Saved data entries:

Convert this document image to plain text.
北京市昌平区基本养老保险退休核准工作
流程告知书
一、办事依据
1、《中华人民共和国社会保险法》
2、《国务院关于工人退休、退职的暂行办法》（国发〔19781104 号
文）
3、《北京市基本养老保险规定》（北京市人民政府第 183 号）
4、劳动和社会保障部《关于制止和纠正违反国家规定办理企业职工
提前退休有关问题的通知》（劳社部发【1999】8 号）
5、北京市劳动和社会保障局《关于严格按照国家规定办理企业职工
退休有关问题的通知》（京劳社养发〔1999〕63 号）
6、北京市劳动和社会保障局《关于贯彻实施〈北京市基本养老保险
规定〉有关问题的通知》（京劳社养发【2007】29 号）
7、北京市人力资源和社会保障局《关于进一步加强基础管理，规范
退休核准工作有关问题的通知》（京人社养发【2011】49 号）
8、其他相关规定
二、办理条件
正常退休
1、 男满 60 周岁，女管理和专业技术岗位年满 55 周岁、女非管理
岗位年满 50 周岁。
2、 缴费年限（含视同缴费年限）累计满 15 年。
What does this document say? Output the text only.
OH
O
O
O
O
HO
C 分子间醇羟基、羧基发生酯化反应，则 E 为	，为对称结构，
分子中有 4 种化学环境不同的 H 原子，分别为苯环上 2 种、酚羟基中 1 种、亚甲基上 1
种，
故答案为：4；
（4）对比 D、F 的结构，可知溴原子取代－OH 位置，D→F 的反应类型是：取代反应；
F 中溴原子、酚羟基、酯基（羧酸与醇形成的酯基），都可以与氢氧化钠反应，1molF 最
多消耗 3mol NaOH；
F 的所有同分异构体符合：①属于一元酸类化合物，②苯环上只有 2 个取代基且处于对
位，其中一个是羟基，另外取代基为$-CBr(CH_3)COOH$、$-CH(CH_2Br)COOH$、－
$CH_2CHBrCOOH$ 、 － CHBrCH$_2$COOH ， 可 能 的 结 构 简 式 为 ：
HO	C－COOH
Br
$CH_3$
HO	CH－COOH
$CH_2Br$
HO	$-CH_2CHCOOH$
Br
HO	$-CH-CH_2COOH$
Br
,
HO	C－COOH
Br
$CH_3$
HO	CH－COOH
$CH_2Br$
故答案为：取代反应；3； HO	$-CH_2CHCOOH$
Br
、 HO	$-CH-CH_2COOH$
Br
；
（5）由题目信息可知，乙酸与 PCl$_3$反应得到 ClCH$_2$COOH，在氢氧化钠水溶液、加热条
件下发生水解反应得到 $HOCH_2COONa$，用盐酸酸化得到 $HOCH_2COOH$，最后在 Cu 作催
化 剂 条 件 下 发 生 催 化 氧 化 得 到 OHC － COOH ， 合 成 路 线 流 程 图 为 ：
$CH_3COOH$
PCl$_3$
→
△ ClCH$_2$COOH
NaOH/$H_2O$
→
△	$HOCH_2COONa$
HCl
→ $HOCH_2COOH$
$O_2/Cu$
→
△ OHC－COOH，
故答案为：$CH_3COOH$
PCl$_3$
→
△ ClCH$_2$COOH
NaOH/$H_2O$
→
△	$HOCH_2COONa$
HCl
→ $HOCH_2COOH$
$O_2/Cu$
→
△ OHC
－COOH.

* [SET TASK] Every line above should be printed again exactly as it stands.

* [TASK OUTPUT]
Convert this document image to plain text.
北京市昌平区基本养老保险退休核准工作
流程告知书
一、办事依据
1、《中华人民共和国社会保险法》
2、《国务院关于工人退休、退职的暂行办法》（国发〔19781104 号
文）
3、《北京市基本养老保险规定》（北京市人民政府第 183 号）
4、劳动和社会保障部《关于制止和纠正违反国家规定办理企业职工
提前退休有关问题的通知》（劳社部发【1999】8 号）
5、北京市劳动和社会保障局《关于严格按照国家规定办理企业职工
退休有关问题的通知》（京劳社养发〔1999〕63 号）
6、北京市劳动和社会保障局《关于贯彻实施〈北京市基本养老保险
规定〉有关问题的通知》（京劳社养发【2007】29 号）
7、北京市人力资源和社会保障局《关于进一步加强基础管理，规范
退休核准工作有关问题的通知》（京人社养发【2011】49 号）
8、其他相关规定
二、办理条件
正常退休
1、 男满 60 周岁，女管理和专业技术岗位年满 55 周岁、女非管理
岗位年满 50 周岁。
2、 缴费年限（含视同缴费年限）累计满 15 年。
What does this document say? Output the text only.
OH
O
O
O
O
HO
C 分子间醇羟基、羧基发生酯化反应，则 E 为	，为对称结构，
分子中有 4 种化学环境不同的 H 原子，分别为苯环上 2 种、酚羟基中 1 种、亚甲基上 1
种，
故答案为：4；
（4）对比 D、F 的结构，可知溴原子取代－OH 位置，D→F 的反应类型是：取代反应；
F 中溴原子、酚羟基、酯基（羧酸与醇形成的酯基），都可以与氢氧化钠反应，1molF 最
多消耗 3mol NaOH；
F 的所有同分异构体符合：①属于一元酸类化合物，②苯环上只有 2 个取代基且处于对
位，其中一个是羟基，另外取代基为$-CBr(CH_3)COOH$、$-CH(CH_2Br)COOH$、－
$CH_2CHBrCOOH$ 、 － CHBrCH$_2$COOH ， 可 能 的 结 构 简 式 为 ：
HO	C－COOH
Br
$CH_3$
HO	CH－COOH
$CH_2Br$
HO	$-CH_2CHCOOH$
Br
HO	$-CH-CH_2COOH$
Br
,
HO	C－COOH
Br
$CH_3$
HO	CH－COOH
$CH_2Br$
故答案为：取代反应；3； HO	$-CH_2CHCOOH$
Br
、 HO	$-CH-CH_2COOH$
Br
；
（5）由题目信息可知，乙酸与 PCl$_3$反应得到 ClCH$_2$COOH，在氢氧化钠水溶液、加热条
件下发生水解反应得到 $HOCH_2COONa$，用盐酸酸化得到 $HOCH_2COOH$，最后在 Cu 作催
化 剂 条 件 下 发 生 催 化 氧 化 得 到 OHC － COOH ， 合 成 路 线 流 程 图 为 ：
$CH_3COOH$
PCl$_3$
→
△ ClCH$_2$COOH
NaOH/$H_2O$
→
△	$HOCH_2COONa$
HCl
→ $HOCH_2COOH$
$O_2/Cu$
→
△ OHC－COOH，
故答案为：$CH_3COOH$
PCl$_3$
→
△ ClCH$_2$COOH
NaOH/$H_2O$
→
△	$HOCH_2COONa$
HCl
→ $HOCH_2COOH$
$O_2/Cu$
→
△ OHC
－COOH.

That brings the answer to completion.